**Input for this task**:
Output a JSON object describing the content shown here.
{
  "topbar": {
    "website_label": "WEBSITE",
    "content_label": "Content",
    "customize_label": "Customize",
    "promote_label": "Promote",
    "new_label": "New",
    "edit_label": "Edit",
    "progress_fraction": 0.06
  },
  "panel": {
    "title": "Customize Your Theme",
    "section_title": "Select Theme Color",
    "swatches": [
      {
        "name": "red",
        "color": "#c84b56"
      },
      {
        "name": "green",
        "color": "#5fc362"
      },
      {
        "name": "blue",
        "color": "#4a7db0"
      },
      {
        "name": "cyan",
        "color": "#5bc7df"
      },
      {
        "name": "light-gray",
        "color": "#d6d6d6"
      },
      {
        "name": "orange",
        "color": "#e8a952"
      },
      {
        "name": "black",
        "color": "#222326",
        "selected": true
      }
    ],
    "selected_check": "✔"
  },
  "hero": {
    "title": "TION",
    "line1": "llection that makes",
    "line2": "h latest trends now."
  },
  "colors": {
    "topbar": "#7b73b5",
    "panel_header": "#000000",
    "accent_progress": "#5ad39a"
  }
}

**Task prompt**:
Write out the full listing, keeping every line exactly as it is.

**Solution below**:
Output a JSON object describing the content shown here.
{
  "topbar": {
    "website_label": "WEBSITE",
    "content_label": "Content",
    "customize_label": "Customize",
    "promote_label": "Promote",
    "new_label": "New",
    "edit_label": "Edit",
    "progress_fraction": 0.06
  },
  "panel": {
    "title": "Customize Your Theme",
    "section_title": "Select Theme Color",
    "swatches": [
      {
        "name": "red",
        "color": "#c84b56"
      },
      {
        "name": "green",
        "color": "#5fc362"
      },
      {
        "name": "blue",
        "color": "#4a7db0"
      },
      {
        "name": "cyan",
        "color": "#5bc7df"
      },
      {
        "name": "light-gray",
        "color": "#d6d6d6"
      },
      {
        "name": "orange",
        "color": "#e8a952"
      },
      {
        "name": "black",
        "color": "#222326",
        "selected": true
      }
    ],
    "selected_check": "✔"
  },
  "hero": {
    "title": "TION",
    "line1": "llection that makes",
    "line2": "h latest trends now."
  },
  "colors": {
    "topbar": "#7b73b5",
    "panel_header": "#000000",
    "accent_progress": "#5ad39a"
  }
}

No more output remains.